*Problem statement*:
Everything in the listing should be restated word for word.

*Available data*:
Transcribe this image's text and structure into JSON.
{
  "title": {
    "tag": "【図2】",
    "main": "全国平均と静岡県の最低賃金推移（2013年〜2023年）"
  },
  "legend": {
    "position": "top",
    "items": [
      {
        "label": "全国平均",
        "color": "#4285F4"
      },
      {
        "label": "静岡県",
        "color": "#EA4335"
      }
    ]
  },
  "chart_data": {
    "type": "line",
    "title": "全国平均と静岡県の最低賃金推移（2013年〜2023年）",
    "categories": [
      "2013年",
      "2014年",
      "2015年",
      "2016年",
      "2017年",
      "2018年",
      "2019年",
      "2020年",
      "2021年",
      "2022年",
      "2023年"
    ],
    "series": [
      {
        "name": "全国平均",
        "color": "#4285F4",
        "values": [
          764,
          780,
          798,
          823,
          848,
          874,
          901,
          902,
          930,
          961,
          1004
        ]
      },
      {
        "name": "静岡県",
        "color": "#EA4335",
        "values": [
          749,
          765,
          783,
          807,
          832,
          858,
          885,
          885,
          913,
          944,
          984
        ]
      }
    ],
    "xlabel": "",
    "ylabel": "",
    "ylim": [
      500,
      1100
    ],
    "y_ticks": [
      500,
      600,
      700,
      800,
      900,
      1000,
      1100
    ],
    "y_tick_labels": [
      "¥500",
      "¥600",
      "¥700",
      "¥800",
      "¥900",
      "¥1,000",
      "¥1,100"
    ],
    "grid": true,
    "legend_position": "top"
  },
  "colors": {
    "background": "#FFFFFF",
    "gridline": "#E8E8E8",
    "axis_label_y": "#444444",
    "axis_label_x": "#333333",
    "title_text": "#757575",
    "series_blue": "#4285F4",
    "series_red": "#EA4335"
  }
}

*Solved exercise*:
Transcribe this image's text and structure into JSON.
{
  "title": {
    "tag": "【図2】",
    "main": "全国平均と静岡県の最低賃金推移（2013年〜2023年）"
  },
  "legend": {
    "position": "top",
    "items": [
      {
        "label": "全国平均",
        "color": "#4285F4"
      },
      {
        "label": "静岡県",
        "color": "#EA4335"
      }
    ]
  },
  "chart_data": {
    "type": "line",
    "title": "全国平均と静岡県の最低賃金推移（2013年〜2023年）",
    "categories": [
      "2013年",
      "2014年",
      "2015年",
      "2016年",
      "2017年",
      "2018年",
      "2019年",
      "2020年",
      "2021年",
      "2022年",
      "2023年"
    ],
    "series": [
      {
        "name": "全国平均",
        "color": "#4285F4",
        "values": [
          764,
          780,
          798,
          823,
          848,
          874,
          901,
          902,
          930,
          961,
          1004
        ]
      },
      {
        "name": "静岡県",
        "color": "#EA4335",
        "values": [
          749,
          765,
          783,
          807,
          832,
          858,
          885,
          885,
          913,
          944,
          984
        ]
      }
    ],
    "xlabel": "",
    "ylabel": "",
    "ylim": [
      500,
      1100
    ],
    "y_ticks": [
      500,
      600,
      700,
      800,
      900,
      1000,
      1100
    ],
    "y_tick_labels": [
      "¥500",
      "¥600",
      "¥700",
      "¥800",
      "¥900",
      "¥1,000",
      "¥1,100"
    ],
    "grid": true,
    "legend_position": "top"
  },
  "colors": {
    "background": "#FFFFFF",
    "gridline": "#E8E8E8",
    "axis_label_y": "#444444",
    "axis_label_x": "#333333",
    "title_text": "#757575",
    "series_blue": "#4285F4",
    "series_red": "#EA4335"
  }
}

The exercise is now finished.